Exercise task >>
Check each line of the data below for the word "Used", then extract the ones that have it.

Record excerpts >>

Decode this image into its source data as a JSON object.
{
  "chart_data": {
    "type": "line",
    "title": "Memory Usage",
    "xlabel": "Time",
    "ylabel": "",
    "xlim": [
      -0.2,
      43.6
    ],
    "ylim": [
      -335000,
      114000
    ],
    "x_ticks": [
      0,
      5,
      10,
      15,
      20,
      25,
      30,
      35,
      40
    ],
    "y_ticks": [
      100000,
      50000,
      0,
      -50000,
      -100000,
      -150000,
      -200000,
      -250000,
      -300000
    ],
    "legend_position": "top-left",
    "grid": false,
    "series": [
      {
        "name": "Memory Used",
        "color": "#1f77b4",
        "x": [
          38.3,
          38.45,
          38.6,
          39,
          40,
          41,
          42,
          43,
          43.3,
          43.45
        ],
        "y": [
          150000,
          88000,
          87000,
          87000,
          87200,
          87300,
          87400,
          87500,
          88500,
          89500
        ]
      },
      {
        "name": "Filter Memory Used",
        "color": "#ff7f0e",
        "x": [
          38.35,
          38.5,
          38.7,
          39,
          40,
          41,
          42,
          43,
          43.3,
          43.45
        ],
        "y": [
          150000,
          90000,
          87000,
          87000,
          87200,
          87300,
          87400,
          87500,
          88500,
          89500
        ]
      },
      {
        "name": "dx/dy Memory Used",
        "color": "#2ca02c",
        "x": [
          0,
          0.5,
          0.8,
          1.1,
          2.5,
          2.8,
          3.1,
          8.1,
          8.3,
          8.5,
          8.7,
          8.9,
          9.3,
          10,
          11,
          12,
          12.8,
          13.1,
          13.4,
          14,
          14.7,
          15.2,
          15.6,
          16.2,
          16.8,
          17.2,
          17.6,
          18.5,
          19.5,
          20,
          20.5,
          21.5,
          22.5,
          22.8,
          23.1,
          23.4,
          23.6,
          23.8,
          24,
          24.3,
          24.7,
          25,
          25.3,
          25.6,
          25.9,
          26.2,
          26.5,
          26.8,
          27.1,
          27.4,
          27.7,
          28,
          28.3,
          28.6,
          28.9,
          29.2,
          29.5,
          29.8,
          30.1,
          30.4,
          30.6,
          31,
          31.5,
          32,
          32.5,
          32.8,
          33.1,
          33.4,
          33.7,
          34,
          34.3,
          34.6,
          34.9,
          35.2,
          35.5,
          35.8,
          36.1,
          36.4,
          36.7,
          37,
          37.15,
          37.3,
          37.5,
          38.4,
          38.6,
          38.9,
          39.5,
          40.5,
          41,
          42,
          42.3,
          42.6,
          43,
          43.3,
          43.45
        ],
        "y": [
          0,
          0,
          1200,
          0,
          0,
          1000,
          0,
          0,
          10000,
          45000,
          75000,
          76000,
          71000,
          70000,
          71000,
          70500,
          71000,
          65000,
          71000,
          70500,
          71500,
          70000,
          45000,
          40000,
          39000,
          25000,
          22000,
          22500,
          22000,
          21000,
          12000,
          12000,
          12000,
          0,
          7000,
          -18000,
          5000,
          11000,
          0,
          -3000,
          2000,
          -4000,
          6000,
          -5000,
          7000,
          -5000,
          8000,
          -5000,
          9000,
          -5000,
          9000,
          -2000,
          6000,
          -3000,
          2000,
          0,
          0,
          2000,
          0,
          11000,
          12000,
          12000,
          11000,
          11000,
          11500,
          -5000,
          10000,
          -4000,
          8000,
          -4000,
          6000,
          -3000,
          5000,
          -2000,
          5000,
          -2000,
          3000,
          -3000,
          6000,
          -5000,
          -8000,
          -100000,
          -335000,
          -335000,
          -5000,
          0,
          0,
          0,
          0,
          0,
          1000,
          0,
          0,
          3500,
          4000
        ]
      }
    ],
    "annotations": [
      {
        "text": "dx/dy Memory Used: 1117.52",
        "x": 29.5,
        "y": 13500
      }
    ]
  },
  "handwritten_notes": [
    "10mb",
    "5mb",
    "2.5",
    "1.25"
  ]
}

Completed exercise >>
        "name": "Memory Used",
        "name": "Filter Memory Used",
        "name": "dx/dy Memory Used",
        "text": "dx/dy Memory Used: 1117.52",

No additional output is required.